(Records excerpted from a collection)
######

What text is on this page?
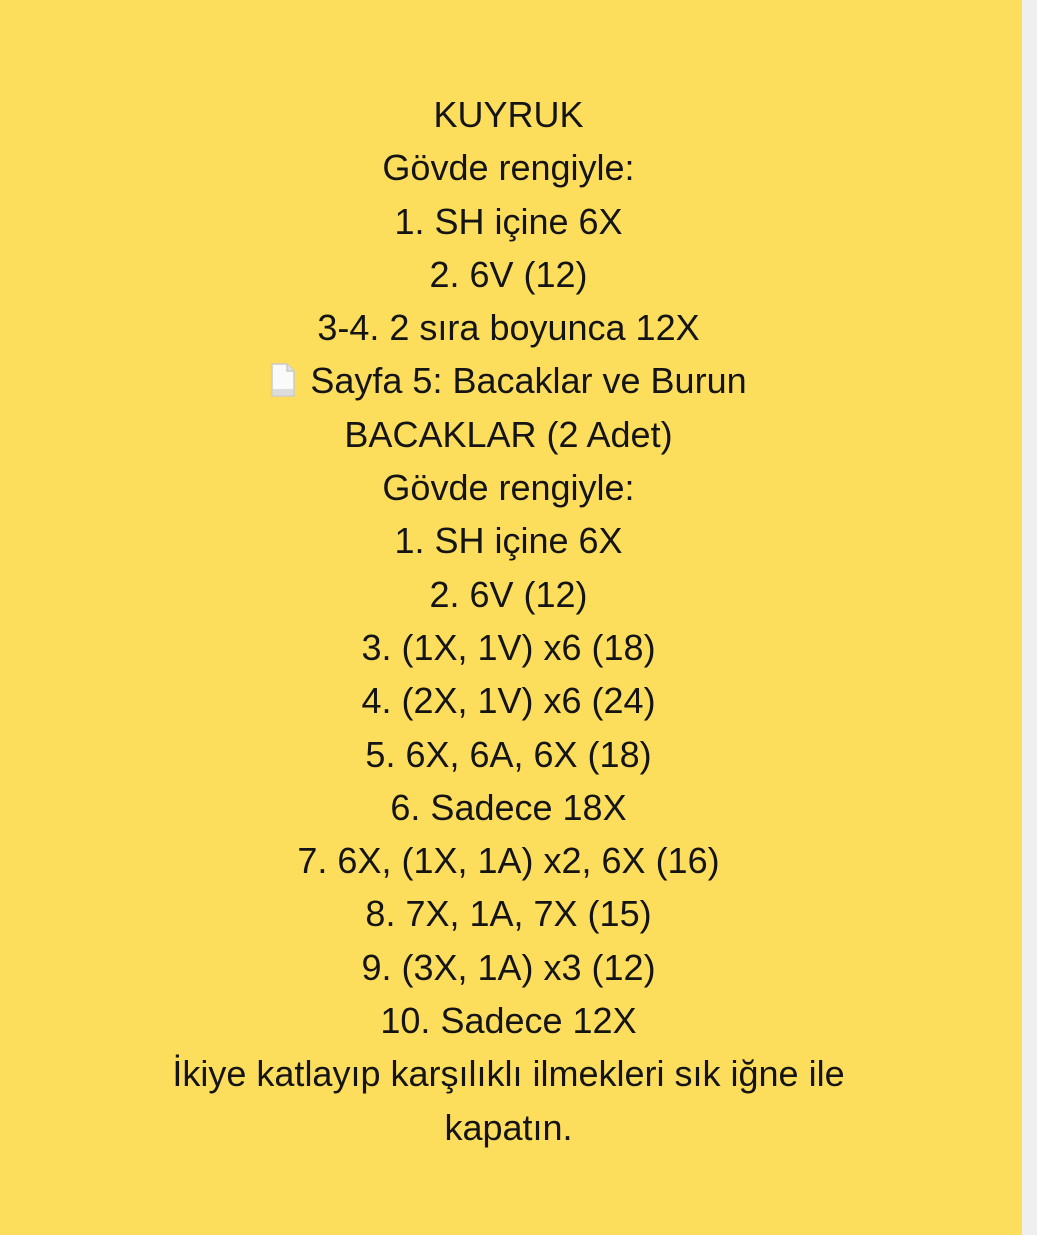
KUYRUK
Gövde rengiyle:
1. SH içine 6X
2. 6V (12)
3-4. 2 sıra boyunca 12X
Sayfa 5: Bacaklar ve Burun
BACAKLAR (2 Adet)
Gövde rengiyle:
1. SH içine 6X
2. 6V (12)
3. (1X, 1V) x6 (18)
4. (2X, 1V) x6 (24)
5. 6X, 6A, 6X (18)
6. Sadece 18X
7. 6X, (1X, 1A) x2, 6X (16)
8. 7X, 1A, 7X (15)
9. (3X, 1A) x3 (12)
10. Sadece 12X
İkiye katlayıp karşılıklı ilmekleri sık iğne ile kapatın.
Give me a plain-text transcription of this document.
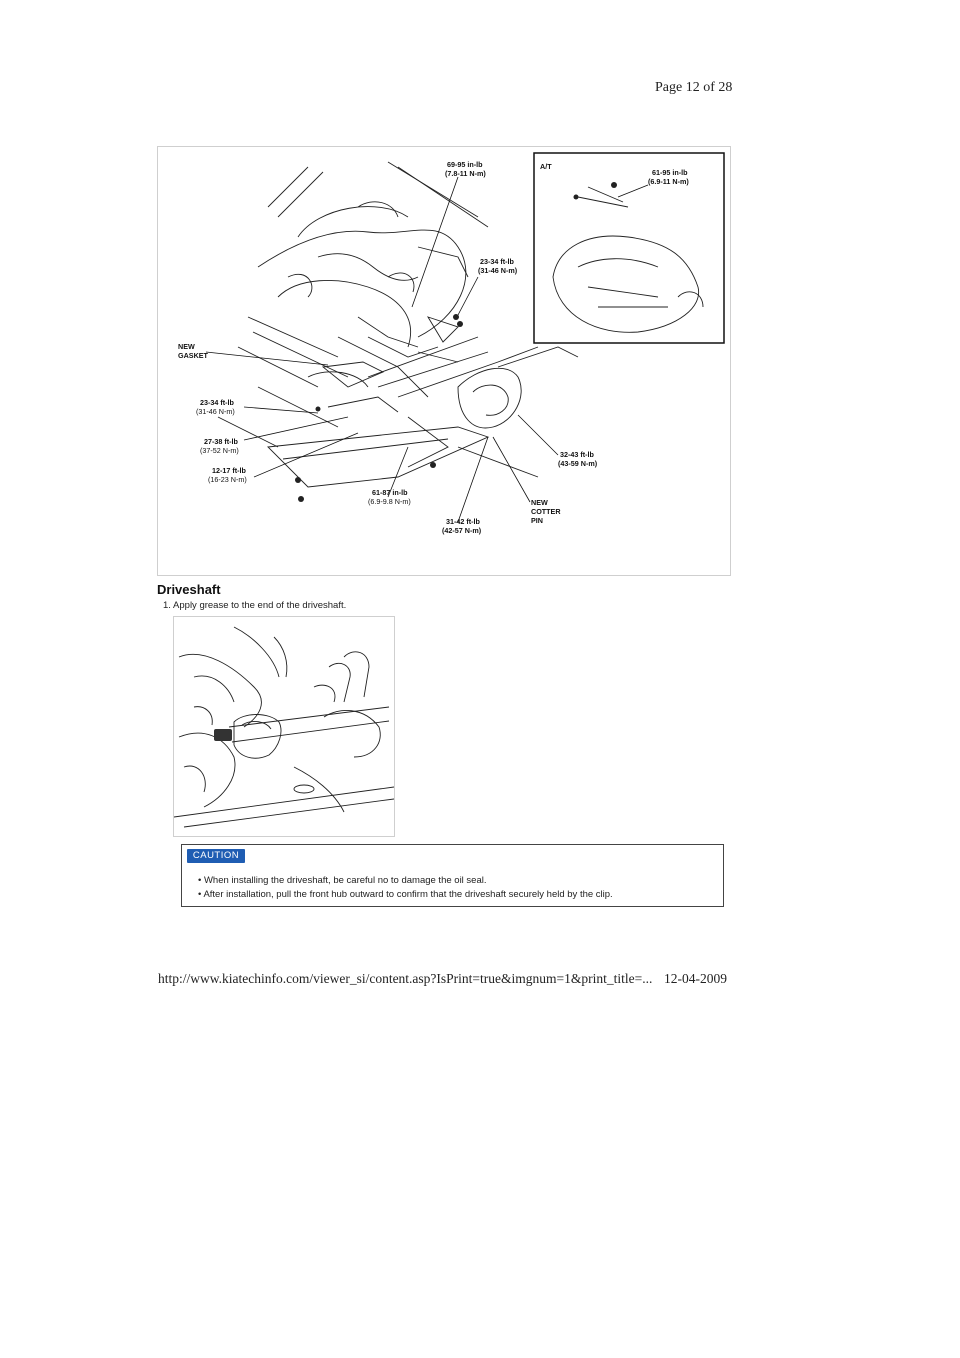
Page 12 of 28
69-95 in-lb
(7.8-11 N-m)
23-34 ft-lb
(31-46 N-m)
NEW
GASKET
23-34 ft-lb
(31-46 N-m)
27-38 ft-lb
(37-52 N-m)
12-17 ft-lb
(16-23 N-m)
61-87 in-lb
(6.9-9.8 N-m)
31-42 ft-lb
(42-57 N-m)
NEW
COTTER
PIN
32-43 ft-lb
(43-59 N-m)
A/T
61-95 in-lb
(6.9-11 N-m)
Driveshaft
1. Apply grease to the end of the driveshaft.
CAUTION
• When installing the driveshaft, be careful no to damage the oil seal.
• After installation, pull the front hub outward to confirm that the driveshaft securely held by the clip.
http://www.kiatechinfo.com/viewer_si/content.asp?IsPrint=true&imgnum=1&print_title=... 12-04-2009
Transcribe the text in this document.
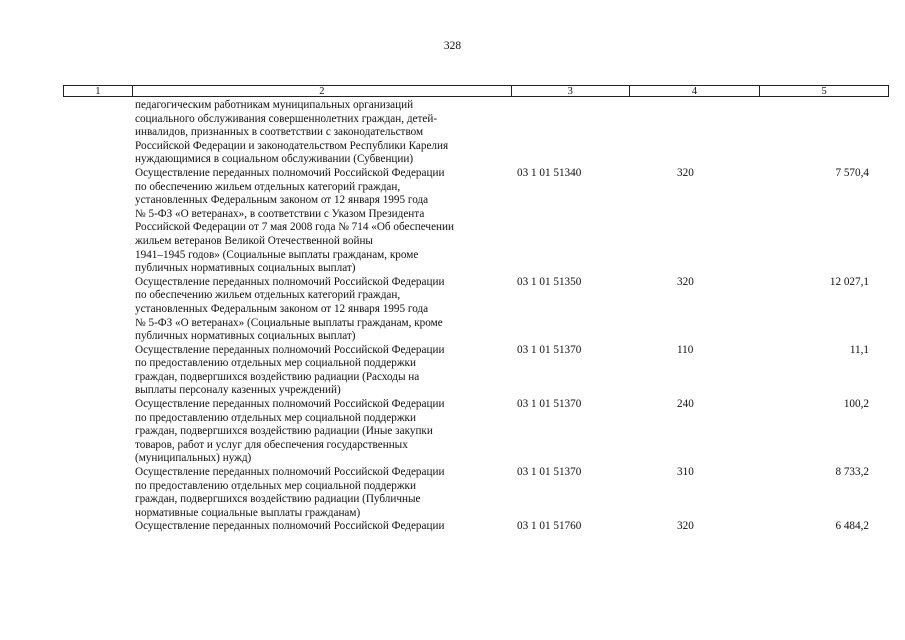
328
1	2	3	4	5
педагогическим работникам муниципальных организаций
социального обслуживания совершеннолетних граждан, детей-
инвалидов, признанных в соответствии с законодательством
Российской Федерации и законодательством Республики Карелия
нуждающимися в социальном обслуживании (Субвенции)
Осуществление переданных полномочий Российской Федерации
по обеспечению жильем отдельных категорий граждан,
установленных Федеральным законом от 12 января 1995 года
№ 5-ФЗ «О ветеранах», в соответствии с Указом Президента
Российской Федерации от 7 мая 2008 года № 714 «Об обеспечении
жильем ветеранов Великой Отечественной войны
1941–1945 годов» (Социальные выплаты гражданам, кроме
публичных нормативных социальных выплат)
03 1 01 51340	320	7 570,4
Осуществление переданных полномочий Российской Федерации
по обеспечению жильем отдельных категорий граждан,
установленных Федеральным законом от 12 января 1995 года
№ 5-ФЗ «О ветеранах» (Социальные выплаты гражданам, кроме
публичных нормативных социальных выплат)
03 1 01 51350	320	12 027,1
Осуществление переданных полномочий Российской Федерации
по предоставлению отдельных мер социальной поддержки
граждан, подвергшихся воздействию радиации (Расходы на
выплаты персоналу казенных учреждений)
03 1 01 51370	110	11,1
Осуществление переданных полномочий Российской Федерации
по предоставлению отдельных мер социальной поддержки
граждан, подвергшихся воздействию радиации (Иные закупки
товаров, работ и услуг для обеспечения государственных
(муниципальных) нужд)
03 1 01 51370	240	100,2
Осуществление переданных полномочий Российской Федерации
по предоставлению отдельных мер социальной поддержки
граждан, подвергшихся воздействию радиации (Публичные
нормативные социальные выплаты гражданам)
03 1 01 51370	310	8 733,2
Осуществление переданных полномочий Российской Федерации	03 1 01 51760	320	6 484,2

######

### Given instruction
Quote the preceding records in their entirety, excluding every picture.

### Finished task
What text is on this page?
KUYRUK
Gövde rengiyle:
1. SH içine 6X
2. 6V (12)
3-4. 2 sıra boyunca 12X
Sayfa 5: Bacaklar ve Burun
BACAKLAR (2 Adet)
Gövde rengiyle:
1. SH içine 6X
2. 6V (12)
3. (1X, 1V) x6 (18)
4. (2X, 1V) x6 (24)
5. 6X, 6A, 6X (18)
6. Sadece 18X
7. 6X, (1X, 1A) x2, 6X (16)
8. 7X, 1A, 7X (15)
9. (3X, 1A) x3 (12)
10. Sadece 12X
İkiye katlayıp karşılıklı ilmekleri sık iğne ile kapatın.
Give me a plain-text transcription of this document.
Page 12 of 28
69-95 in-lb
(7.8-11 N-m)
23-34 ft-lb
(31-46 N-m)
NEW
GASKET
23-34 ft-lb
(31-46 N-m)
27-38 ft-lb
(37-52 N-m)
12-17 ft-lb
(16-23 N-m)
61-87 in-lb
(6.9-9.8 N-m)
31-42 ft-lb
(42-57 N-m)
NEW
COTTER
PIN
32-43 ft-lb
(43-59 N-m)
A/T
61-95 in-lb
(6.9-11 N-m)
Driveshaft
1. Apply grease to the end of the driveshaft.
CAUTION
• When installing the driveshaft, be careful no to damage the oil seal.
• After installation, pull the front hub outward to confirm that the driveshaft securely held by the clip.
http://www.kiatechinfo.com/viewer_si/content.asp?IsPrint=true&imgnum=1&print_title=... 12-04-2009
Transcribe the text in this document.
328
1	2	3	4	5
педагогическим работникам муниципальных организаций
социального обслуживания совершеннолетних граждан, детей-
инвалидов, признанных в соответствии с законодательством
Российской Федерации и законодательством Республики Карелия
нуждающимися в социальном обслуживании (Субвенции)
Осуществление переданных полномочий Российской Федерации
по обеспечению жильем отдельных категорий граждан,
установленных Федеральным законом от 12 января 1995 года
№ 5-ФЗ «О ветеранах», в соответствии с Указом Президента
Российской Федерации от 7 мая 2008 года № 714 «Об обеспечении
жильем ветеранов Великой Отечественной войны
1941–1945 годов» (Социальные выплаты гражданам, кроме
публичных нормативных социальных выплат)
03 1 01 51340	320	7 570,4
Осуществление переданных полномочий Российской Федерации
по обеспечению жильем отдельных категорий граждан,
установленных Федеральным законом от 12 января 1995 года
№ 5-ФЗ «О ветеранах» (Социальные выплаты гражданам, кроме
публичных нормативных социальных выплат)
03 1 01 51350	320	12 027,1
Осуществление переданных полномочий Российской Федерации
по предоставлению отдельных мер социальной поддержки
граждан, подвергшихся воздействию радиации (Расходы на
выплаты персоналу казенных учреждений)
03 1 01 51370	110	11,1
Осуществление переданных полномочий Российской Федерации
по предоставлению отдельных мер социальной поддержки
граждан, подвергшихся воздействию радиации (Иные закупки
товаров, работ и услуг для обеспечения государственных
(муниципальных) нужд)
03 1 01 51370	240	100,2
Осуществление переданных полномочий Российской Федерации
по предоставлению отдельных мер социальной поддержки
граждан, подвергшихся воздействию радиации (Публичные
нормативные социальные выплаты гражданам)
03 1 01 51370	310	8 733,2
Осуществление переданных полномочий Российской Федерации	03 1 01 51760	320	6 484,2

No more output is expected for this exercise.